EXERCISE DIRECTIONS
Pick out all lines with the word "MOUNT" from the records that follow.

DATA SUPPLIED
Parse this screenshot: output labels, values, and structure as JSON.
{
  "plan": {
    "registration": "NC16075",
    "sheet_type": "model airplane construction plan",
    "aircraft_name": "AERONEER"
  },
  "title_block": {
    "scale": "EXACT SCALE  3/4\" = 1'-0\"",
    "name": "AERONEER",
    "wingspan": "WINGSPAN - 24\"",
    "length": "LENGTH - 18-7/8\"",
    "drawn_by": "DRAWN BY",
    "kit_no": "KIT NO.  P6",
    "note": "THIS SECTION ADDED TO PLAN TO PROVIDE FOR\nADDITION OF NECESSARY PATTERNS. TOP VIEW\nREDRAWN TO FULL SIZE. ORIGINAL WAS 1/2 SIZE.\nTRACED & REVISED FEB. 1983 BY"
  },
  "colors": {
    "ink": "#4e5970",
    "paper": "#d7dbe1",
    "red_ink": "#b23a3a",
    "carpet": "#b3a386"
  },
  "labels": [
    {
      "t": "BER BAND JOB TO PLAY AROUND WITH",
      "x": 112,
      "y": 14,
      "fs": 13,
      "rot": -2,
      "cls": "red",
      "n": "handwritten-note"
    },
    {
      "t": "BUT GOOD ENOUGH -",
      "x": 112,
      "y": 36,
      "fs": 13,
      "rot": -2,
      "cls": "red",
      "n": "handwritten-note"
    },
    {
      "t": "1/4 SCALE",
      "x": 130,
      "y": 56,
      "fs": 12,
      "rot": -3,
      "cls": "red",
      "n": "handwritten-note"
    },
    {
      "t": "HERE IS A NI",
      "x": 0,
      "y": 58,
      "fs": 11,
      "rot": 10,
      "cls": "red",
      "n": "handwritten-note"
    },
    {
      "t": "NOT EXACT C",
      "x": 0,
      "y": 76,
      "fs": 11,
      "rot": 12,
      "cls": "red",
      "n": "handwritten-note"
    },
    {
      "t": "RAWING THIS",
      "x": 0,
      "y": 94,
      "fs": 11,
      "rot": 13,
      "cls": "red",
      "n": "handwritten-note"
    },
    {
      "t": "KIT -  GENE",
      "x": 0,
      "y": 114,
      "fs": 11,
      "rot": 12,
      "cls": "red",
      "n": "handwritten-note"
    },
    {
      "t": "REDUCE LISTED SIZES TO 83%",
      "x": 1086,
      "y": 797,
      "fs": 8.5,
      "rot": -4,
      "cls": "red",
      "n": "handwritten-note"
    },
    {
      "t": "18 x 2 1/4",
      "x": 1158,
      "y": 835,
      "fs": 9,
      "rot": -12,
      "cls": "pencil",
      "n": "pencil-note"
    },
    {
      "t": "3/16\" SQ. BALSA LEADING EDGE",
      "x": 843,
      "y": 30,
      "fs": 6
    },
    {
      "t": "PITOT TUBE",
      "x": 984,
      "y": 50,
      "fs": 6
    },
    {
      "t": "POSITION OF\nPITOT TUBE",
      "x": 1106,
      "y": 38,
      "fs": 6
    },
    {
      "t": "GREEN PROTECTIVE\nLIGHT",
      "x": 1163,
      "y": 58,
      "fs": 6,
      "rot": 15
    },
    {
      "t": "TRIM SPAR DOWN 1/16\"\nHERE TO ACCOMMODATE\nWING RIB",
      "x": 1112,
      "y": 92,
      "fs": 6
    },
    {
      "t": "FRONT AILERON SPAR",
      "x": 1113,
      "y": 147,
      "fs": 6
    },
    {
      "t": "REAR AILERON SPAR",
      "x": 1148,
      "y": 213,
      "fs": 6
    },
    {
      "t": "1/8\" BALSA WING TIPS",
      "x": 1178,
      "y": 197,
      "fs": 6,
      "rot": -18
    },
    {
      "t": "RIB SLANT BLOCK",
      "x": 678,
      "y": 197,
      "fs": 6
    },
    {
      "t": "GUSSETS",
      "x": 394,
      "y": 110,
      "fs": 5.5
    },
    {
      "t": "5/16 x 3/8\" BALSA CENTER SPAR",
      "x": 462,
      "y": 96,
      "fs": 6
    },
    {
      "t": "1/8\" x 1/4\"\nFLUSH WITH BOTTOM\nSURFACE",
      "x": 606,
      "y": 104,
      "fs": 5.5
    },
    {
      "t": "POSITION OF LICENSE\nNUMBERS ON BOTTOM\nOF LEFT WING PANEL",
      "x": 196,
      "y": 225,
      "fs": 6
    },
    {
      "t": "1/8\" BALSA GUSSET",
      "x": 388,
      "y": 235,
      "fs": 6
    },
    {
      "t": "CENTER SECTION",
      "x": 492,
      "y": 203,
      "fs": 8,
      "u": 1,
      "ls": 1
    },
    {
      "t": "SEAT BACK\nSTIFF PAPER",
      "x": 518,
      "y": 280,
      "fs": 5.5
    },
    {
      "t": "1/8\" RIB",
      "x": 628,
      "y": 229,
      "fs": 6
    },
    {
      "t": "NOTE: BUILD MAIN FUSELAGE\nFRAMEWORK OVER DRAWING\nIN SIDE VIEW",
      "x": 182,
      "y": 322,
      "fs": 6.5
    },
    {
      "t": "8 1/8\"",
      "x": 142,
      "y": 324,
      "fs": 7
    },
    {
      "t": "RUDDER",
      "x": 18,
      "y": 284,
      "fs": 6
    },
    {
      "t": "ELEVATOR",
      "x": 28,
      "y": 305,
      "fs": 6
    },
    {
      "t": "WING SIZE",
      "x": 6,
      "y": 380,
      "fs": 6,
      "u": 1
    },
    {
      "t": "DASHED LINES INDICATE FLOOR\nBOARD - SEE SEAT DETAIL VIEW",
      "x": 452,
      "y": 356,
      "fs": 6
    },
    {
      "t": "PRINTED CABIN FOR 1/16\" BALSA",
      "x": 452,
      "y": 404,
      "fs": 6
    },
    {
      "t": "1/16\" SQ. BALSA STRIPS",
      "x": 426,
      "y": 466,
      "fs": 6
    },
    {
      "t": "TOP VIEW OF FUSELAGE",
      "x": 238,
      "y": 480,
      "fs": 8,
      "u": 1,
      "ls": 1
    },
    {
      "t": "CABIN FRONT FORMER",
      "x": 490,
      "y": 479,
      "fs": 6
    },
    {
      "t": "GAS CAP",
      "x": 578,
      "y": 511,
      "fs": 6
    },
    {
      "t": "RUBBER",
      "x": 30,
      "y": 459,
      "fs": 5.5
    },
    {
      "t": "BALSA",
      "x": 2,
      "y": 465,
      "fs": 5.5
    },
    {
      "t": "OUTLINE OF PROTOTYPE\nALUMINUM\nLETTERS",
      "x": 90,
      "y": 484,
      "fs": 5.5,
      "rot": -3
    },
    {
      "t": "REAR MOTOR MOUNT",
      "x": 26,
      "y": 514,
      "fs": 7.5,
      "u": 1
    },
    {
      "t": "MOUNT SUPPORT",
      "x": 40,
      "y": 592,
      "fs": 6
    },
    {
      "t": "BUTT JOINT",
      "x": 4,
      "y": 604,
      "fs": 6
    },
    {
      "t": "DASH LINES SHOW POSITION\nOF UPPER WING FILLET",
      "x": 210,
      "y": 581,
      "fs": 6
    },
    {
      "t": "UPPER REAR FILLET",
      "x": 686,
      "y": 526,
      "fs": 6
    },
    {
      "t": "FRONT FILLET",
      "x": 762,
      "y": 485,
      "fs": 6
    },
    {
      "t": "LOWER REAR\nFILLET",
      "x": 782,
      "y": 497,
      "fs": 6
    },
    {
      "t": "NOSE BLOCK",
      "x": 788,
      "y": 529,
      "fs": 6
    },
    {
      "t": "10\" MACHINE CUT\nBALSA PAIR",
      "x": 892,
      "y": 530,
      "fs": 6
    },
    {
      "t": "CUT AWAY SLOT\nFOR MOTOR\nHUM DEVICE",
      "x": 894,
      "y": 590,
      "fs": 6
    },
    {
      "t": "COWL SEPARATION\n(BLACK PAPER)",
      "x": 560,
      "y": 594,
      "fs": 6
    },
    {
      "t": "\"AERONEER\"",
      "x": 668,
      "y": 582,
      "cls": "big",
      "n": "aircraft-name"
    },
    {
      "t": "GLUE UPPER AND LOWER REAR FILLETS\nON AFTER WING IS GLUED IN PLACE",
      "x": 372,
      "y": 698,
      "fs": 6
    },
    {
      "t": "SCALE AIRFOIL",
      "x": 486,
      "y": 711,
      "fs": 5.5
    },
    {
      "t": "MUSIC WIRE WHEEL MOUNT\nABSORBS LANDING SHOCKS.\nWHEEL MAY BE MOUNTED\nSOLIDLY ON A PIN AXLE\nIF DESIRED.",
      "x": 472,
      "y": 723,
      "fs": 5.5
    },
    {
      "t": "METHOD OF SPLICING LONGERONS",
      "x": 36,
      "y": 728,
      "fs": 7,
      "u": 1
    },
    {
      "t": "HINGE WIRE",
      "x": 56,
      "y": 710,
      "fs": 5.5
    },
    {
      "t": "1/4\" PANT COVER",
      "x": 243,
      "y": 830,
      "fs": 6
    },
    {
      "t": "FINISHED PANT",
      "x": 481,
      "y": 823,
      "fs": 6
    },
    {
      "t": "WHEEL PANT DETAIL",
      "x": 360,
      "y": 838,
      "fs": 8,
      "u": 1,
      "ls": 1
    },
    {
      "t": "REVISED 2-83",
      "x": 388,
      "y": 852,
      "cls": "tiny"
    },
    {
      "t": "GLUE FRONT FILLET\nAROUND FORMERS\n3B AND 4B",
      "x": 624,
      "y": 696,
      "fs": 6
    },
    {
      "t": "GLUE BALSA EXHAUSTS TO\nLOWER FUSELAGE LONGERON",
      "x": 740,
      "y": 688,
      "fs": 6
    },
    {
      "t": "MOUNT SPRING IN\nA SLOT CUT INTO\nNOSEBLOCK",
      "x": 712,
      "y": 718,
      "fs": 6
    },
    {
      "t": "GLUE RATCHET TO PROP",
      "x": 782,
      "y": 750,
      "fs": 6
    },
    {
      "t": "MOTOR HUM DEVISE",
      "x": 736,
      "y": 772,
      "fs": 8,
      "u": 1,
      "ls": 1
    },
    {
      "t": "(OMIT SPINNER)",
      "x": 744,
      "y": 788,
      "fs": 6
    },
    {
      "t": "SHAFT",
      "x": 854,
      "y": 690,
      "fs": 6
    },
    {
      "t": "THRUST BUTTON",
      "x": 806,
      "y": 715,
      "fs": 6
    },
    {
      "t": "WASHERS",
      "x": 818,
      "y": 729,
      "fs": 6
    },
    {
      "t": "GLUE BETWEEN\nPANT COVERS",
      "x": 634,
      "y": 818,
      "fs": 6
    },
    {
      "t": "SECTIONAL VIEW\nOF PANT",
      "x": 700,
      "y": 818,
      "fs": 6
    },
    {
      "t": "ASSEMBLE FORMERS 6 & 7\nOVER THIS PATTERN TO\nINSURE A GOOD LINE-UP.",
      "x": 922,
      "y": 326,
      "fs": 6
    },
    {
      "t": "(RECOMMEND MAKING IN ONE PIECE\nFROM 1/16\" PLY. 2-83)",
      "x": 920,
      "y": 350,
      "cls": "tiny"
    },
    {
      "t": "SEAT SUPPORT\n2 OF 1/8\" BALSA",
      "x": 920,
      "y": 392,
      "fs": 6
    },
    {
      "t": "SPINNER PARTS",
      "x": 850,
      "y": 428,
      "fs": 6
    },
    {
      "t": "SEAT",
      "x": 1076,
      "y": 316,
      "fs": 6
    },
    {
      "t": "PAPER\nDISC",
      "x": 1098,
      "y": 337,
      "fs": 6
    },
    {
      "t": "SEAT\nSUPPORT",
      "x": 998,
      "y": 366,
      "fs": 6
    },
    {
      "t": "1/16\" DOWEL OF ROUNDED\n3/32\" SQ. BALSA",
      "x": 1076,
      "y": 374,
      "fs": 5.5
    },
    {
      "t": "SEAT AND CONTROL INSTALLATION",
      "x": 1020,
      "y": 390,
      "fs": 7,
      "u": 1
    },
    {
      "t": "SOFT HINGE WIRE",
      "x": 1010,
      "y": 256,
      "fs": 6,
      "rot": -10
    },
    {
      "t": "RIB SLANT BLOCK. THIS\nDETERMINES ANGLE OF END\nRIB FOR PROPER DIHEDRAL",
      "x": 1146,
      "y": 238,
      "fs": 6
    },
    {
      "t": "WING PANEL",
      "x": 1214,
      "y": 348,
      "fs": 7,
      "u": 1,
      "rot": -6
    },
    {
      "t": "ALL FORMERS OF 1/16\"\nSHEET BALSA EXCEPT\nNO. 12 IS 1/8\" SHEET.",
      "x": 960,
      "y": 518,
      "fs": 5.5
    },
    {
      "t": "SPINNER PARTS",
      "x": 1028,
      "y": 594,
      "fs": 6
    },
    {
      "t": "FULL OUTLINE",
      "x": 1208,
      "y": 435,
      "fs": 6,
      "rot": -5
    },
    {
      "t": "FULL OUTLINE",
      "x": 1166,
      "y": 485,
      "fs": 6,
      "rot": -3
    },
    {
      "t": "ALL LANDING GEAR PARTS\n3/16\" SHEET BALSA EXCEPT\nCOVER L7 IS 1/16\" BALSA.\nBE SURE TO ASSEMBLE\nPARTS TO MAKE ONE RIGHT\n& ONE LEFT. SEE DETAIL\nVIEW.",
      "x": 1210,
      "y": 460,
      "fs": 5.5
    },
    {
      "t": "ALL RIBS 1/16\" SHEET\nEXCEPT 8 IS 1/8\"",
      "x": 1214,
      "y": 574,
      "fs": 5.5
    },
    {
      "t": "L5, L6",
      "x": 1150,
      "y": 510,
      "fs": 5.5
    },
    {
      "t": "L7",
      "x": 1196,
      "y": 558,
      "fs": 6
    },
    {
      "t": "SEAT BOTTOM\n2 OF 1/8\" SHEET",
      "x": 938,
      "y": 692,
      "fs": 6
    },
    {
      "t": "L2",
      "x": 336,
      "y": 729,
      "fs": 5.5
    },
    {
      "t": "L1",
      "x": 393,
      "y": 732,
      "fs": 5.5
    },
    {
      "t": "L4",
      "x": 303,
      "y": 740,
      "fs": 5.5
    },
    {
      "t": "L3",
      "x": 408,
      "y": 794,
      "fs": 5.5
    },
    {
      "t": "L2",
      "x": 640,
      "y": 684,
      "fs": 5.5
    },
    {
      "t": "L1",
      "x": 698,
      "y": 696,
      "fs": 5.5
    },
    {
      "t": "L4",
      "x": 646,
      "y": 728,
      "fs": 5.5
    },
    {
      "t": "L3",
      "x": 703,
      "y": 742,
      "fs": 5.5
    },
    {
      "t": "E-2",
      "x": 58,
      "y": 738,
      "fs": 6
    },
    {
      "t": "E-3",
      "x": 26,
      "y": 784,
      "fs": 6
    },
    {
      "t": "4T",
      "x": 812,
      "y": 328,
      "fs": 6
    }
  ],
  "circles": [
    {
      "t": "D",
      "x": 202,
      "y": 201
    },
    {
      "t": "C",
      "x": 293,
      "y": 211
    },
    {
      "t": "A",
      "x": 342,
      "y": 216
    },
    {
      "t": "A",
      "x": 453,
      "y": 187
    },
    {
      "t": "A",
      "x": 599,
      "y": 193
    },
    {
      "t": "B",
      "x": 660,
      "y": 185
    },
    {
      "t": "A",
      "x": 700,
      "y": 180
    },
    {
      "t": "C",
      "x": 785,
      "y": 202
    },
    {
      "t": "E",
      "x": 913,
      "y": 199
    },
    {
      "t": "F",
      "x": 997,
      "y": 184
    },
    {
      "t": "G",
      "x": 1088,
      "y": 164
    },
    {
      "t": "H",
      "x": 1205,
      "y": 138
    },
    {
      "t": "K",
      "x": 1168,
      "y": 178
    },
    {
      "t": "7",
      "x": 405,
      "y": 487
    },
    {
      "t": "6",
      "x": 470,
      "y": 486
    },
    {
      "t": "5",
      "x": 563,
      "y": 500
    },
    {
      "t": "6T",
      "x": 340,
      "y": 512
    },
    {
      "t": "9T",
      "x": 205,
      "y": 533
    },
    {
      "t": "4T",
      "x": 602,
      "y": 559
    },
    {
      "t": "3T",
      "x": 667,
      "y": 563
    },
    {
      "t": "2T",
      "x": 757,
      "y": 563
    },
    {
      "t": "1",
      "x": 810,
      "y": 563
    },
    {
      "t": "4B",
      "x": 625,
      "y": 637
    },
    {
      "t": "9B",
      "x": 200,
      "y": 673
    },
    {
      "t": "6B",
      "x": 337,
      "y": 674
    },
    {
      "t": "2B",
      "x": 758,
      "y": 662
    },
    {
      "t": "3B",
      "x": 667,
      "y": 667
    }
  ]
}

FINISHED EXERCISE
      "t": "REAR MOTOR MOUNT",
      "t": "MOUNT SUPPORT",
      "t": "MUSIC WIRE WHEEL MOUNT\nABSORBS LANDING SHOCKS.\nWHEEL MAY BE MOUNTED\nSOLIDLY ON A PIN AXLE\nIF DESIRED.",
      "t": "MOUNT SPRING IN\nA SLOT CUT INTO\nNOSEBLOCK",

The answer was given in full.